> [Given problem]: Scan the material that follows. Copy every line containing the word "title".

> [Entries]:
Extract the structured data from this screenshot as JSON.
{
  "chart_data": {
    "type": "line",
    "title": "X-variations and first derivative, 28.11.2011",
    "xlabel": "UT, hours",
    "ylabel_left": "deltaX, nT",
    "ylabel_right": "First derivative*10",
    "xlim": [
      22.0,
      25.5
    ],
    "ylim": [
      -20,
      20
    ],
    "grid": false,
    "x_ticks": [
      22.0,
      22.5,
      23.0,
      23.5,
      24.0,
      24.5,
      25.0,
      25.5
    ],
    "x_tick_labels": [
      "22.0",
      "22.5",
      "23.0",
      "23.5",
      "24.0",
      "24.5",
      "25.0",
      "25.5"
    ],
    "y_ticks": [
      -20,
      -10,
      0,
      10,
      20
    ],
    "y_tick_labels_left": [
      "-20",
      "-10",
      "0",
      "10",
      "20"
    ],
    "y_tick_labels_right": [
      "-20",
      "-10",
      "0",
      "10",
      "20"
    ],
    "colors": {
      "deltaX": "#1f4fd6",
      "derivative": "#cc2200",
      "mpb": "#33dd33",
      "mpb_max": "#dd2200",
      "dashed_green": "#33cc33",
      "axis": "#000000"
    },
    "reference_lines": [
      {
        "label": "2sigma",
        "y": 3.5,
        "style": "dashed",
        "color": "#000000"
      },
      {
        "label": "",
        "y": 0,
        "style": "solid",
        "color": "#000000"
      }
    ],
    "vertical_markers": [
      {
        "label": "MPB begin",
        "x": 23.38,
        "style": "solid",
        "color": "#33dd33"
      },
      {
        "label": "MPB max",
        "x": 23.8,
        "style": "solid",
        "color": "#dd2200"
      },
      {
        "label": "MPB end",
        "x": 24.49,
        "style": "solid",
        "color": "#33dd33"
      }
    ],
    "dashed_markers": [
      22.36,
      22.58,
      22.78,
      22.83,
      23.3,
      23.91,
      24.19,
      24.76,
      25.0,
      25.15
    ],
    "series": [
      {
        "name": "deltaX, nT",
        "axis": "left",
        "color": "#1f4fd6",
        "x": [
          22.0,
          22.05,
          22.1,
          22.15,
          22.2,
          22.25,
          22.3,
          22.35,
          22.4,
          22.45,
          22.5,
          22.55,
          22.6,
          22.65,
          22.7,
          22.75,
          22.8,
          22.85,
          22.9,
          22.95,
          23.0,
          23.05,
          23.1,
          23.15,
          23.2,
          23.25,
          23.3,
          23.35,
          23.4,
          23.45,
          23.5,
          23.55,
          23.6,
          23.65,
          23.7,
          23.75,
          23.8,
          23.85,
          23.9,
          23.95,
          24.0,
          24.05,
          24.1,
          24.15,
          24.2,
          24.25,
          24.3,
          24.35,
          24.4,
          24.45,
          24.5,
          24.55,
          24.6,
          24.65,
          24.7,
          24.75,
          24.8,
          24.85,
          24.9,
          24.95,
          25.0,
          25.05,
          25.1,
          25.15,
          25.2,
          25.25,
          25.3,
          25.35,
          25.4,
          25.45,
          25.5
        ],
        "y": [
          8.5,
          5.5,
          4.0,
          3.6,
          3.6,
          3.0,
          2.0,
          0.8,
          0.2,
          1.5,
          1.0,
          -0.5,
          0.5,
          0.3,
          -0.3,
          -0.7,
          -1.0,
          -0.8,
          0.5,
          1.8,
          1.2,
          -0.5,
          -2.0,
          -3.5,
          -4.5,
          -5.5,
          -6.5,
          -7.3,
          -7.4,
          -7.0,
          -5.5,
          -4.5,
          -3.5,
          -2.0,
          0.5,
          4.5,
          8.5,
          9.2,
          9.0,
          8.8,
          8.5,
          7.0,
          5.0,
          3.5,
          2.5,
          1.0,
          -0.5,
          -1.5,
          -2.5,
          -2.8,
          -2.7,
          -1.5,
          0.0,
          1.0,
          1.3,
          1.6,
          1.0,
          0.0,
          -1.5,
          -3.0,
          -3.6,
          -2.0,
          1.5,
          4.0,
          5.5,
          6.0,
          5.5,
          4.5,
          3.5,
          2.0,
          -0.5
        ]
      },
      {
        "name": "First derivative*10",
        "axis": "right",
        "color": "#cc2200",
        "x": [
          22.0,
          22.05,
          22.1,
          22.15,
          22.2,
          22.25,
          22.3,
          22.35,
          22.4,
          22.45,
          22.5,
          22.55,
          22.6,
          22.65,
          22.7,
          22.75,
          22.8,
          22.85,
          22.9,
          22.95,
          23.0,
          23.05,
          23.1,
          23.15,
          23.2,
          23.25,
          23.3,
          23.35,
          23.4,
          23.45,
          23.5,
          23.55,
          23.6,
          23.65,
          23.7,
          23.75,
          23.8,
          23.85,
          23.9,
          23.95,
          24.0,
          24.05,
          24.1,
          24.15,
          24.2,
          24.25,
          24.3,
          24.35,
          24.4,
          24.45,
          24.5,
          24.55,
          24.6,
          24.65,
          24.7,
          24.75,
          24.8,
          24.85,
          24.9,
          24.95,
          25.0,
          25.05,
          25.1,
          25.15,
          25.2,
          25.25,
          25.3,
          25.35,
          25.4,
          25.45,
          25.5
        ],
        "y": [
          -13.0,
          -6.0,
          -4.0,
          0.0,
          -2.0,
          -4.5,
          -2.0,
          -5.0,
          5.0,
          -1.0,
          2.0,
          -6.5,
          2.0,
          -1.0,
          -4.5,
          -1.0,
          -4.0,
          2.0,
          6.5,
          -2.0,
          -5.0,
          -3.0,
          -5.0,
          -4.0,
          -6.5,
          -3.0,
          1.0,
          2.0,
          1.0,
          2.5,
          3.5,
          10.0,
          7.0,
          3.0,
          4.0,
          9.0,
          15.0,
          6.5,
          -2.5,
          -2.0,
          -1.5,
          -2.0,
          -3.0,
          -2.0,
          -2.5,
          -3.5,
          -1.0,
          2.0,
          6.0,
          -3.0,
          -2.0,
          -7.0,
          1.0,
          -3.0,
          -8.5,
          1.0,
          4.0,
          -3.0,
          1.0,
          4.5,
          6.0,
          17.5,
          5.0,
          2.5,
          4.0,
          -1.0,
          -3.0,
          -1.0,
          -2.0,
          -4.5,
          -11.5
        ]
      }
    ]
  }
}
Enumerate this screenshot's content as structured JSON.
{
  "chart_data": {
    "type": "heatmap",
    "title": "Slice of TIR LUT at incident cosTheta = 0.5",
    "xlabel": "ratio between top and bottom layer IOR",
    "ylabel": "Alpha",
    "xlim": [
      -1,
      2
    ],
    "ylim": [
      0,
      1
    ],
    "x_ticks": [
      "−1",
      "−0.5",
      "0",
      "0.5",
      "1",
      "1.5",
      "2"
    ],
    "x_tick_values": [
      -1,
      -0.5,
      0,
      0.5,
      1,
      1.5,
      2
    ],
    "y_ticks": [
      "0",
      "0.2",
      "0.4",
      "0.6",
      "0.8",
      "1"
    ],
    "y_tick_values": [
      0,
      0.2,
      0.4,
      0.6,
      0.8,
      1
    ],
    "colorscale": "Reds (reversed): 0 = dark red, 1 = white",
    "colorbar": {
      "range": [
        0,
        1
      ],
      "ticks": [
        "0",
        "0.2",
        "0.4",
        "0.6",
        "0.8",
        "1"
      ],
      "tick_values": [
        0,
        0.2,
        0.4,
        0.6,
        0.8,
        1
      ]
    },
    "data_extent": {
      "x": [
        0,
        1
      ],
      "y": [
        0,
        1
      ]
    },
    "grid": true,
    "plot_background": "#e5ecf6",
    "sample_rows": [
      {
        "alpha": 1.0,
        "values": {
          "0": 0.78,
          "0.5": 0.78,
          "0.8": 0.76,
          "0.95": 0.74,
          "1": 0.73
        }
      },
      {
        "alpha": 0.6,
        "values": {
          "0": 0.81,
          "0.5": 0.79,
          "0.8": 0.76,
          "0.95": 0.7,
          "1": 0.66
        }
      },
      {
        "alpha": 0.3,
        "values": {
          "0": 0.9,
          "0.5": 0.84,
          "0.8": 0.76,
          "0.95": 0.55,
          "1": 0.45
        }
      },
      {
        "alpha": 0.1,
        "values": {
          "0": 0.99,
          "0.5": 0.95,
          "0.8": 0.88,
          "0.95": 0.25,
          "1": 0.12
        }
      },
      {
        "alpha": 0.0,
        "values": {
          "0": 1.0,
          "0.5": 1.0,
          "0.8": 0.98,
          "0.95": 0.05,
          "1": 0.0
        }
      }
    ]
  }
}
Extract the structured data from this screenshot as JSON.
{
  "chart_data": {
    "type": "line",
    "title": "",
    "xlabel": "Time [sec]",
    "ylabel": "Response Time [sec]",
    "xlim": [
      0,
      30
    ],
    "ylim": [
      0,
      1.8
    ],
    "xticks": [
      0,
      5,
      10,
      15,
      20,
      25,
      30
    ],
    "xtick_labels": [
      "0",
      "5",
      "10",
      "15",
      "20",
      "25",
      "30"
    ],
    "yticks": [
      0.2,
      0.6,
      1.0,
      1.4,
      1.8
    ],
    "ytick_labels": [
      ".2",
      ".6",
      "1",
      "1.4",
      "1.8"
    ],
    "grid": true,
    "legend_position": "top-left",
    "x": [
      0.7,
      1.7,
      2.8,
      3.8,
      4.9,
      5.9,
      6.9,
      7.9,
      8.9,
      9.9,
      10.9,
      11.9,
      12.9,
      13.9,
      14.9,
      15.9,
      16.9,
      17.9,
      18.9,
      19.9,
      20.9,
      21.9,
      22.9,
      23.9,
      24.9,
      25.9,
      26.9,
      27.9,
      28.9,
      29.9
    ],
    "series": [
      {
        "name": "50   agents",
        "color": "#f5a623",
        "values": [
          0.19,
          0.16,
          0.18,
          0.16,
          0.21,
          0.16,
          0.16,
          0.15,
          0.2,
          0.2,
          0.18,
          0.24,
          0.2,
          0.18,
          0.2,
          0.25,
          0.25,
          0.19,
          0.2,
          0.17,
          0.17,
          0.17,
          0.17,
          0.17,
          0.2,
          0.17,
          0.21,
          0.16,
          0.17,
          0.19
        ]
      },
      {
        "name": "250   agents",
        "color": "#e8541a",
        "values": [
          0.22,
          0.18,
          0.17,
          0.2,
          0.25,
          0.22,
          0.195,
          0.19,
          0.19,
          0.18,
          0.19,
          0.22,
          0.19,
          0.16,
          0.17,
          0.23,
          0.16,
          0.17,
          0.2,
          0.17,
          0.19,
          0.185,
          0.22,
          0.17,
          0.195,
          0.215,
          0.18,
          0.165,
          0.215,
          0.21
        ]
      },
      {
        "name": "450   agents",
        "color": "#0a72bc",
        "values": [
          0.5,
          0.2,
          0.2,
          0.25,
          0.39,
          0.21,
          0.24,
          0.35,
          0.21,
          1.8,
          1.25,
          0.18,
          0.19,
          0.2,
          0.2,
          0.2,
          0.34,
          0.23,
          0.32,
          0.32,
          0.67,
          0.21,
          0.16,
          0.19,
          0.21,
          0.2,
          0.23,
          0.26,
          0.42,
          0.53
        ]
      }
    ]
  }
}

> [Answer to the exercise]:
    "title": "X-variations and first derivative, 28.11.2011",
    "title": "Slice of TIR LUT at incident cosTheta = 0.5",
    "title": "",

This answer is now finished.